*Required task:* Set down all of the entries word for word, omitting the images they contain.

*Dataset excerpts:*

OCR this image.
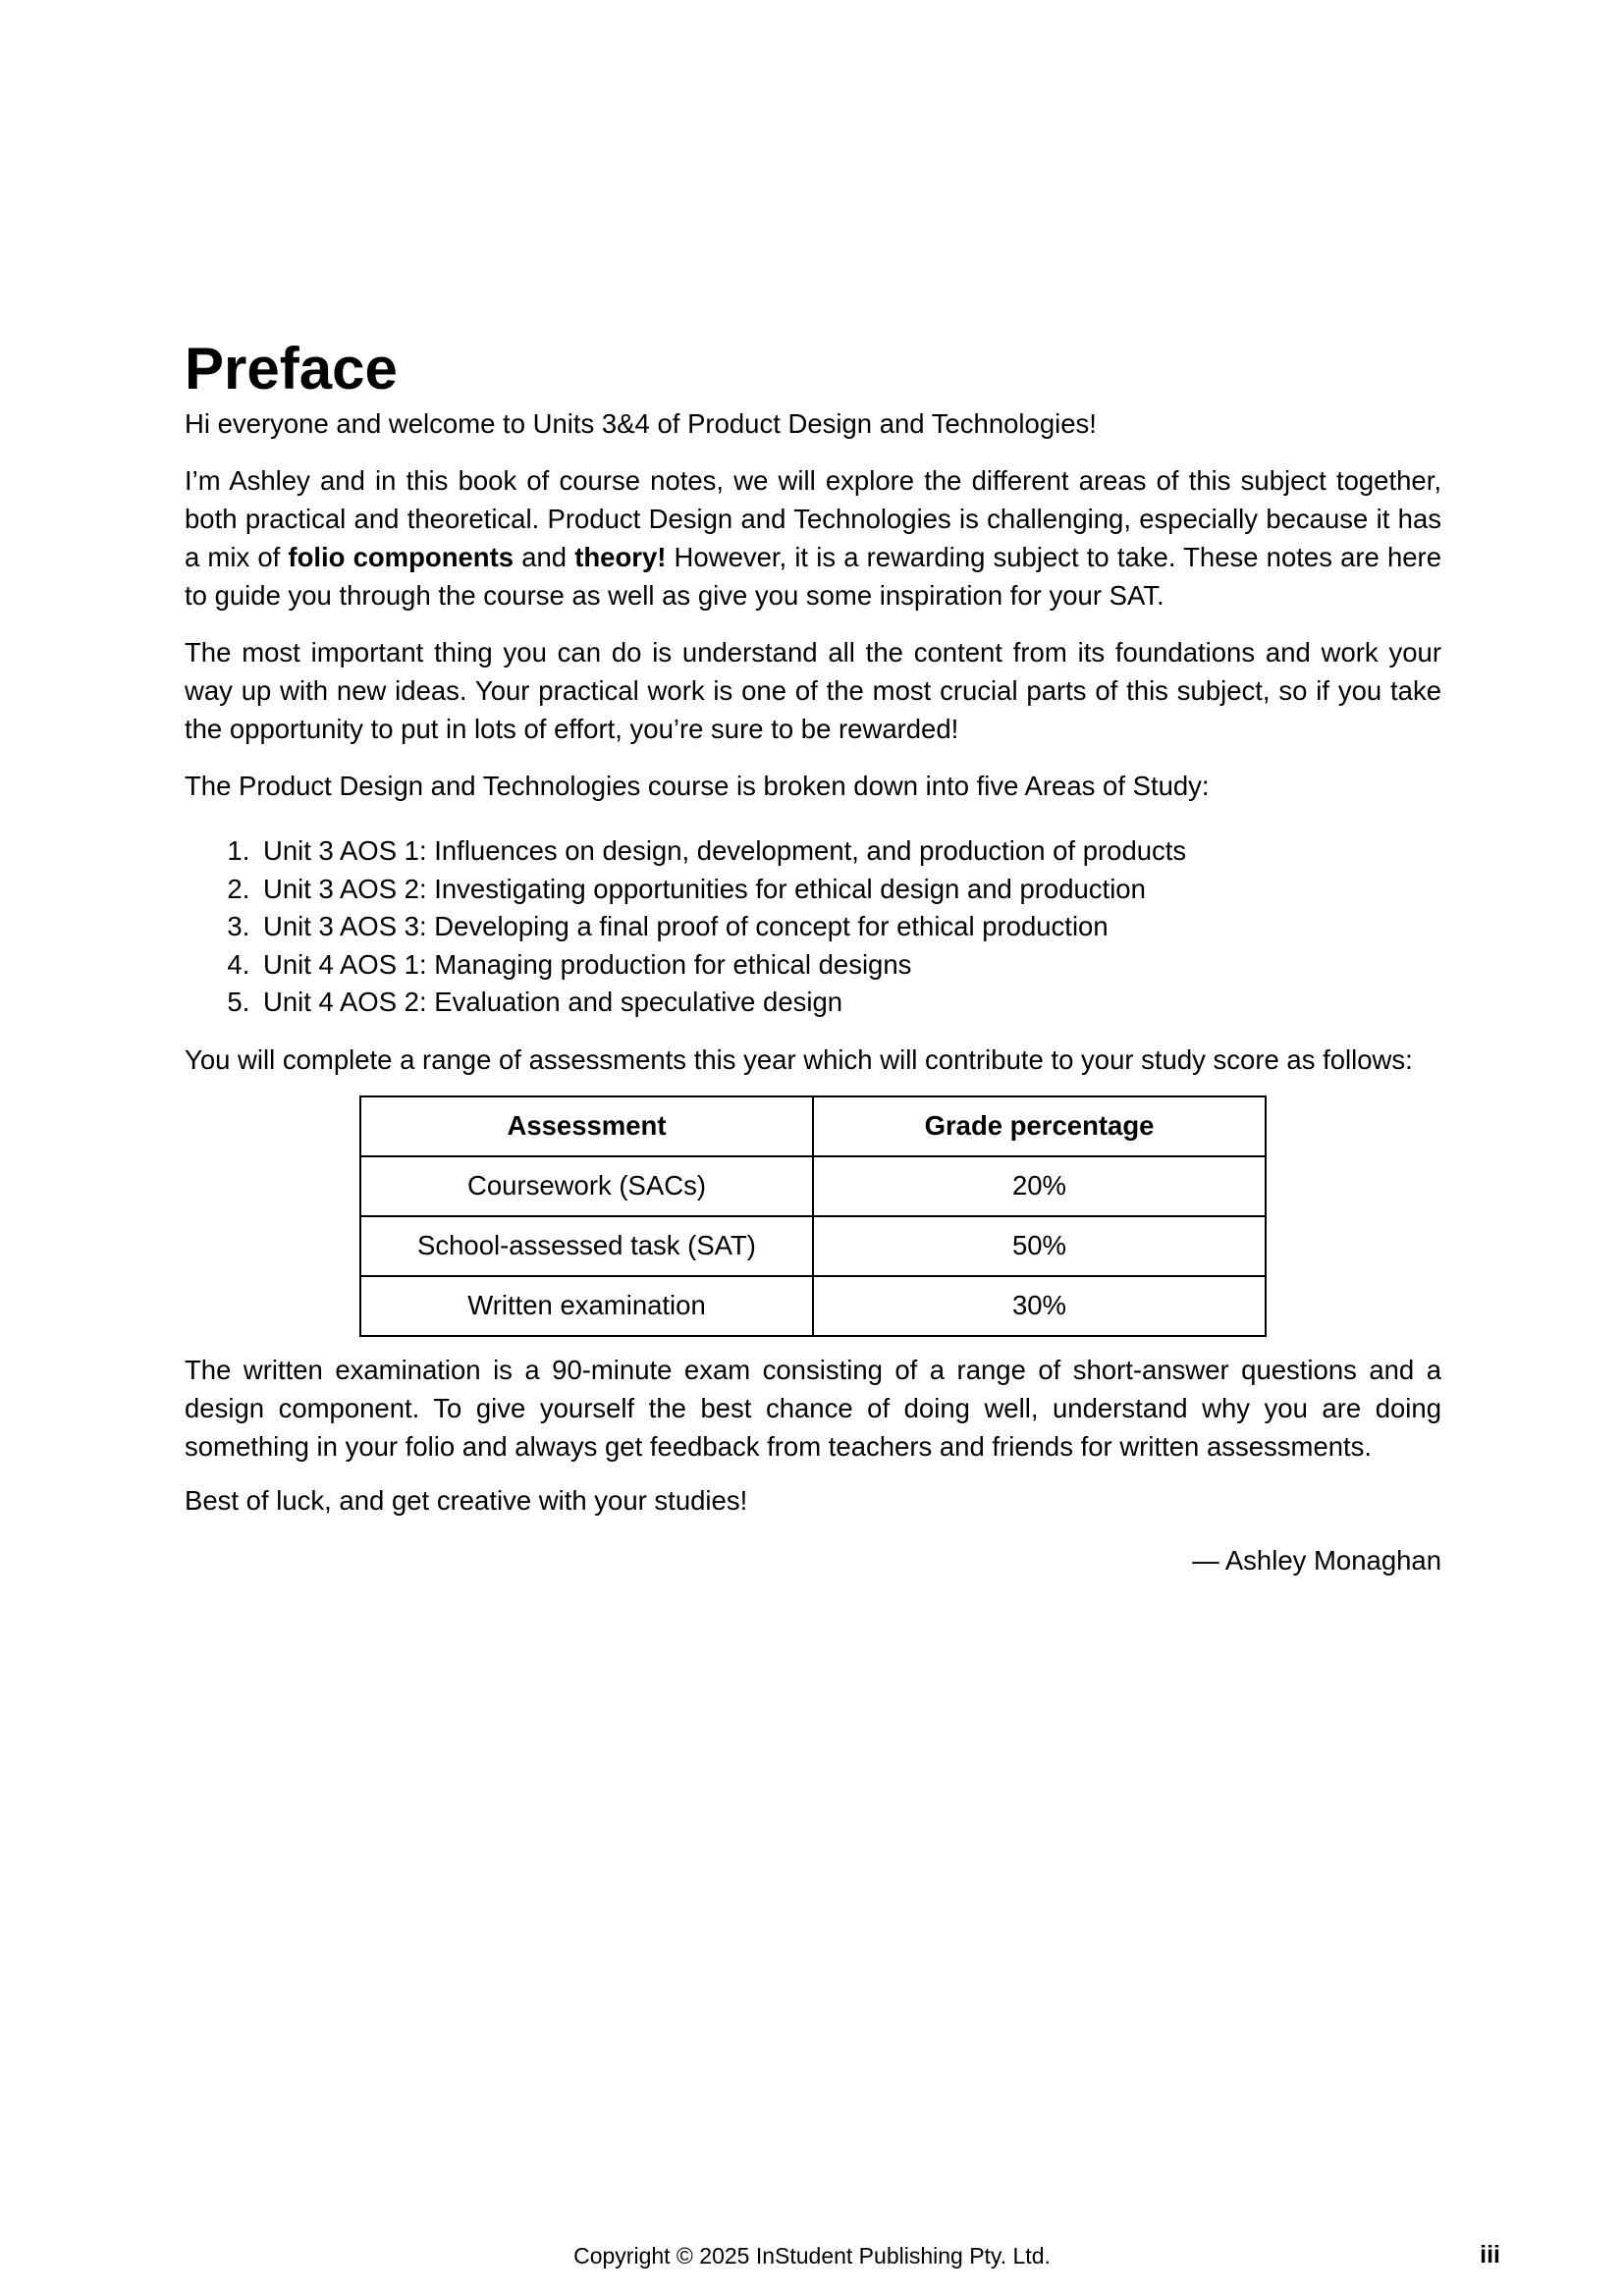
Preface

Hi everyone and welcome to Units 3&4 of Product Design and Technologies!

I’m Ashley and in this book of course notes, we will explore the different areas of this subject together, both practical and theoretical. Product Design and Technologies is challenging, especially because it has a mix of folio components and theory! However, it is a rewarding subject to take. These notes are here to guide you through the course as well as give you some inspiration for your SAT.

The most important thing you can do is understand all the content from its foundations and work your way up with new ideas. Your practical work is one of the most crucial parts of this subject, so if you take the opportunity to put in lots of effort, you’re sure to be rewarded!

The Product Design and Technologies course is broken down into five Areas of Study:

1. Unit 3 AOS 1: Influences on design, development, and production of products
2. Unit 3 AOS 2: Investigating opportunities for ethical design and production
3. Unit 3 AOS 3: Developing a final proof of concept for ethical production
4. Unit 4 AOS 1: Managing production for ethical designs
5. Unit 4 AOS 2: Evaluation and speculative design

You will complete a range of assessments this year which will contribute to your study score as follows:

Assessment	Grade percentage
Coursework (SACs)	20%
School-assessed task (SAT)	50%
Written examination	30%

The written examination is a 90-minute exam consisting of a range of short-answer questions and a design component. To give yourself the best chance of doing well, understand why you are doing something in your folio and always get feedback from teachers and friends for written assessments.

Best of luck, and get creative with your studies!

— Ashley Monaghan

Copyright © 2025 InStudent Publishing Pty. Ltd.	iii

*Answer for the task:*
OCR this image.
Preface

Hi everyone and welcome to Units 3&4 of Product Design and Technologies!

I’m Ashley and in this book of course notes, we will explore the different areas of this subject together, both practical and theoretical. Product Design and Technologies is challenging, especially because it has a mix of folio components and theory! However, it is a rewarding subject to take. These notes are here to guide you through the course as well as give you some inspiration for your SAT.

The most important thing you can do is understand all the content from its foundations and work your way up with new ideas. Your practical work is one of the most crucial parts of this subject, so if you take the opportunity to put in lots of effort, you’re sure to be rewarded!

The Product Design and Technologies course is broken down into five Areas of Study:

1. Unit 3 AOS 1: Influences on design, development, and production of products
2. Unit 3 AOS 2: Investigating opportunities for ethical design and production
3. Unit 3 AOS 3: Developing a final proof of concept for ethical production
4. Unit 4 AOS 1: Managing production for ethical designs
5. Unit 4 AOS 2: Evaluation and speculative design

You will complete a range of assessments this year which will contribute to your study score as follows:

Assessment	Grade percentage
Coursework (SACs)	20%
School-assessed task (SAT)	50%
Written examination	30%

The written examination is a 90-minute exam consisting of a range of short-answer questions and a design component. To give yourself the best chance of doing well, understand why you are doing something in your folio and always get feedback from teachers and friends for written assessments.

Best of luck, and get creative with your studies!

— Ashley Monaghan

Copyright © 2025 InStudent Publishing Pty. Ltd.	iii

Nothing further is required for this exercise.